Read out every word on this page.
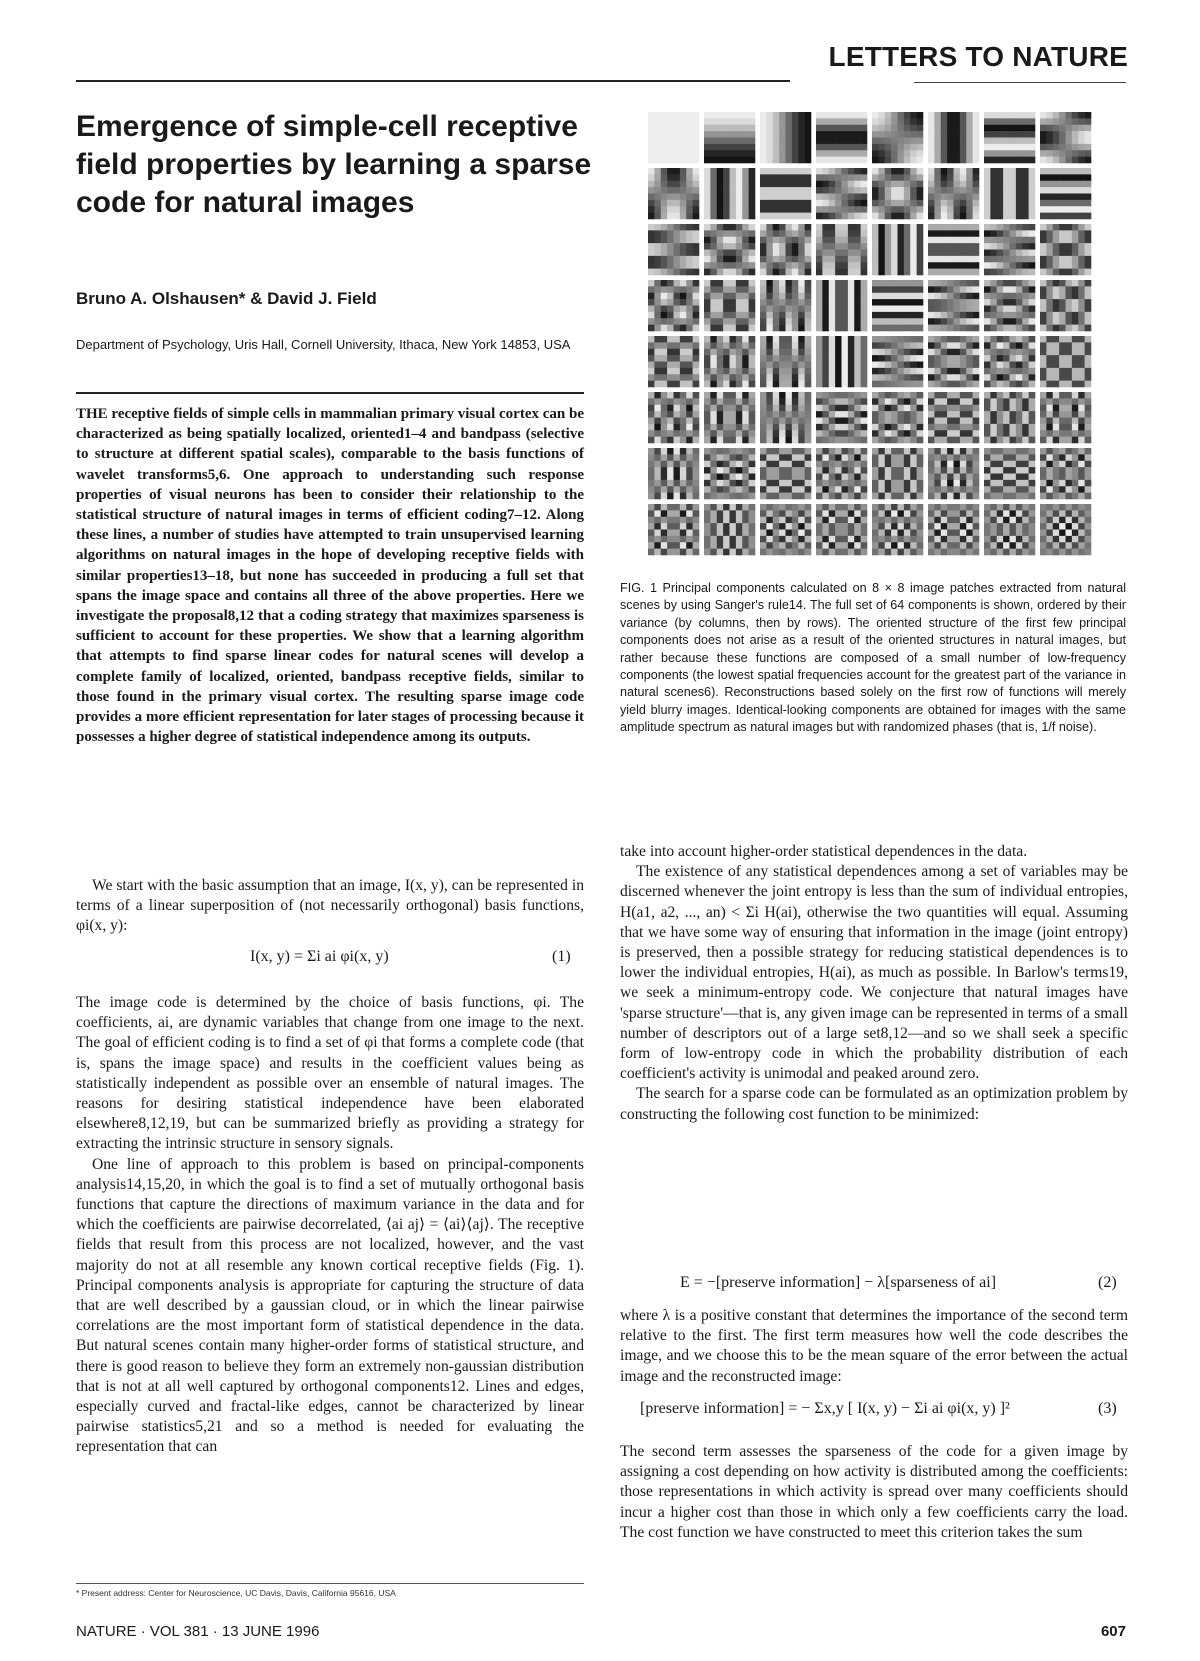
LETTERS TO NATURE
Emergence of simple-cell receptive field properties by learning a sparse code for natural images
Bruno A. Olshausen* & David J. Field
Department of Psychology, Uris Hall, Cornell University, Ithaca, New York 14853, USA
THE receptive fields of simple cells in mammalian primary visual cortex can be characterized as being spatially localized, oriented1–4 and bandpass (selective to structure at different spatial scales), comparable to the basis functions of wavelet transforms5,6. One approach to understanding such response properties of visual neurons has been to consider their relationship to the statistical structure of natural images in terms of efficient coding7–12. Along these lines, a number of studies have attempted to train unsupervised learning algorithms on natural images in the hope of developing receptive fields with similar properties13–18, but none has succeeded in producing a full set that spans the image space and contains all three of the above properties. Here we investigate the proposal8,12 that a coding strategy that maximizes sparseness is sufficient to account for these properties. We show that a learning algorithm that attempts to find sparse linear codes for natural scenes will develop a complete family of localized, oriented, bandpass receptive fields, similar to those found in the primary visual cortex. The resulting sparse image code provides a more efficient representation for later stages of processing because it possesses a higher degree of statistical independence among its outputs.

We start with the basic assumption that an image, I(x, y), can be represented in terms of a linear superposition of (not necessarily orthogonal) basis functions, φi(x, y):

I(x, y) = Σi ai φi(x, y)	(1)

The image code is determined by the choice of basis functions, φi. The coefficients, ai, are dynamic variables that change from one image to the next. The goal of efficient coding is to find a set of φi that forms a complete code (that is, spans the image space) and results in the coefficient values being as statistically independent as possible over an ensemble of natural images. The reasons for desiring statistical independence have been elaborated elsewhere8,12,19, but can be summarized briefly as providing a strategy for extracting the intrinsic structure in sensory signals.

One line of approach to this problem is based on principal-components analysis14,15,20, in which the goal is to find a set of mutually orthogonal basis functions that capture the directions of maximum variance in the data and for which the coefficients are pairwise decorrelated, ⟨ai aj⟩ = ⟨ai⟩⟨aj⟩. The receptive fields that result from this process are not localized, however, and the vast majority do not at all resemble any known cortical receptive fields (Fig. 1). Principal components analysis is appropriate for capturing the structure of data that are well described by a gaussian cloud, or in which the linear pairwise correlations are the most important form of statistical dependence in the data. But natural scenes contain many higher-order forms of statistical structure, and there is good reason to believe they form an extremely non-gaussian distribution that is not at all well captured by orthogonal components12. Lines and edges, especially curved and fractal-like edges, cannot be characterized by linear pairwise statistics5,21 and so a method is needed for evaluating the representation that can

FIG. 1 Principal components calculated on 8 × 8 image patches extracted from natural scenes by using Sanger's rule14. The full set of 64 components is shown, ordered by their variance (by columns, then by rows). The oriented structure of the first few principal components does not arise as a result of the oriented structures in natural images, but rather because these functions are composed of a small number of low-frequency components (the lowest spatial frequencies account for the greatest part of the variance in natural scenes6). Reconstructions based solely on the first row of functions will merely yield blurry images. Identical-looking components are obtained for images with the same amplitude spectrum as natural images but with randomized phases (that is, 1/f noise).

take into account higher-order statistical dependences in the data.

The existence of any statistical dependences among a set of variables may be discerned whenever the joint entropy is less than the sum of individual entropies, H(a1, a2, ..., an) < Σi H(ai), otherwise the two quantities will equal. Assuming that we have some way of ensuring that information in the image (joint entropy) is preserved, then a possible strategy for reducing statistical dependences is to lower the individual entropies, H(ai), as much as possible. In Barlow's terms19, we seek a minimum-entropy code. We conjecture that natural images have 'sparse structure'—that is, any given image can be represented in terms of a small number of descriptors out of a large set8,12—and so we shall seek a specific form of low-entropy code in which the probability distribution of each coefficient's activity is unimodal and peaked around zero.

The search for a sparse code can be formulated as an optimization problem by constructing the following cost function to be minimized:

E = −[preserve information] − λ[sparseness of ai]	(2)

where λ is a positive constant that determines the importance of the second term relative to the first. The first term measures how well the code describes the image, and we choose this to be the mean square of the error between the actual image and the reconstructed image:

[preserve information] = − Σx,y [ I(x, y) − Σi ai φi(x, y) ]²	(3)

The second term assesses the sparseness of the code for a given image by assigning a cost depending on how activity is distributed among the coefficients: those representations in which activity is spread over many coefficients should incur a higher cost than those in which only a few coefficients carry the load. The cost function we have constructed to meet this criterion takes the sum

* Present address: Center for Neuroscience, UC Davis, Davis, California 95616, USA
NATURE · VOL 381 · 13 JUNE 1996	607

- - -

### Your assignment
One exact copy of the data is required, and it should hold no pictures.

### Response to the exercise
Read out every word on this page.
LETTERS TO NATURE
Emergence of simple-cell receptive field properties by learning a sparse code for natural images
Bruno A. Olshausen* & David J. Field
Department of Psychology, Uris Hall, Cornell University, Ithaca, New York 14853, USA
THE receptive fields of simple cells in mammalian primary visual cortex can be characterized as being spatially localized, oriented1–4 and bandpass (selective to structure at different spatial scales), comparable to the basis functions of wavelet transforms5,6. One approach to understanding such response properties of visual neurons has been to consider their relationship to the statistical structure of natural images in terms of efficient coding7–12. Along these lines, a number of studies have attempted to train unsupervised learning algorithms on natural images in the hope of developing receptive fields with similar properties13–18, but none has succeeded in producing a full set that spans the image space and contains all three of the above properties. Here we investigate the proposal8,12 that a coding strategy that maximizes sparseness is sufficient to account for these properties. We show that a learning algorithm that attempts to find sparse linear codes for natural scenes will develop a complete family of localized, oriented, bandpass receptive fields, similar to those found in the primary visual cortex. The resulting sparse image code provides a more efficient representation for later stages of processing because it possesses a higher degree of statistical independence among its outputs.

We start with the basic assumption that an image, I(x, y), can be represented in terms of a linear superposition of (not necessarily orthogonal) basis functions, φi(x, y):

I(x, y) = Σi ai φi(x, y)	(1)

The image code is determined by the choice of basis functions, φi. The coefficients, ai, are dynamic variables that change from one image to the next. The goal of efficient coding is to find a set of φi that forms a complete code (that is, spans the image space) and results in the coefficient values being as statistically independent as possible over an ensemble of natural images. The reasons for desiring statistical independence have been elaborated elsewhere8,12,19, but can be summarized briefly as providing a strategy for extracting the intrinsic structure in sensory signals.

One line of approach to this problem is based on principal-components analysis14,15,20, in which the goal is to find a set of mutually orthogonal basis functions that capture the directions of maximum variance in the data and for which the coefficients are pairwise decorrelated, ⟨ai aj⟩ = ⟨ai⟩⟨aj⟩. The receptive fields that result from this process are not localized, however, and the vast majority do not at all resemble any known cortical receptive fields (Fig. 1). Principal components analysis is appropriate for capturing the structure of data that are well described by a gaussian cloud, or in which the linear pairwise correlations are the most important form of statistical dependence in the data. But natural scenes contain many higher-order forms of statistical structure, and there is good reason to believe they form an extremely non-gaussian distribution that is not at all well captured by orthogonal components12. Lines and edges, especially curved and fractal-like edges, cannot be characterized by linear pairwise statistics5,21 and so a method is needed for evaluating the representation that can

FIG. 1 Principal components calculated on 8 × 8 image patches extracted from natural scenes by using Sanger's rule14. The full set of 64 components is shown, ordered by their variance (by columns, then by rows). The oriented structure of the first few principal components does not arise as a result of the oriented structures in natural images, but rather because these functions are composed of a small number of low-frequency components (the lowest spatial frequencies account for the greatest part of the variance in natural scenes6). Reconstructions based solely on the first row of functions will merely yield blurry images. Identical-looking components are obtained for images with the same amplitude spectrum as natural images but with randomized phases (that is, 1/f noise).

take into account higher-order statistical dependences in the data.

The existence of any statistical dependences among a set of variables may be discerned whenever the joint entropy is less than the sum of individual entropies, H(a1, a2, ..., an) < Σi H(ai), otherwise the two quantities will equal. Assuming that we have some way of ensuring that information in the image (joint entropy) is preserved, then a possible strategy for reducing statistical dependences is to lower the individual entropies, H(ai), as much as possible. In Barlow's terms19, we seek a minimum-entropy code. We conjecture that natural images have 'sparse structure'—that is, any given image can be represented in terms of a small number of descriptors out of a large set8,12—and so we shall seek a specific form of low-entropy code in which the probability distribution of each coefficient's activity is unimodal and peaked around zero.

The search for a sparse code can be formulated as an optimization problem by constructing the following cost function to be minimized:

E = −[preserve information] − λ[sparseness of ai]	(2)

where λ is a positive constant that determines the importance of the second term relative to the first. The first term measures how well the code describes the image, and we choose this to be the mean square of the error between the actual image and the reconstructed image:

[preserve information] = − Σx,y [ I(x, y) − Σi ai φi(x, y) ]²	(3)

The second term assesses the sparseness of the code for a given image by assigning a cost depending on how activity is distributed among the coefficients: those representations in which activity is spread over many coefficients should incur a higher cost than those in which only a few coefficients carry the load. The cost function we have constructed to meet this criterion takes the sum

* Present address: Center for Neuroscience, UC Davis, Davis, California 95616, USA
NATURE · VOL 381 · 13 JUNE 1996	607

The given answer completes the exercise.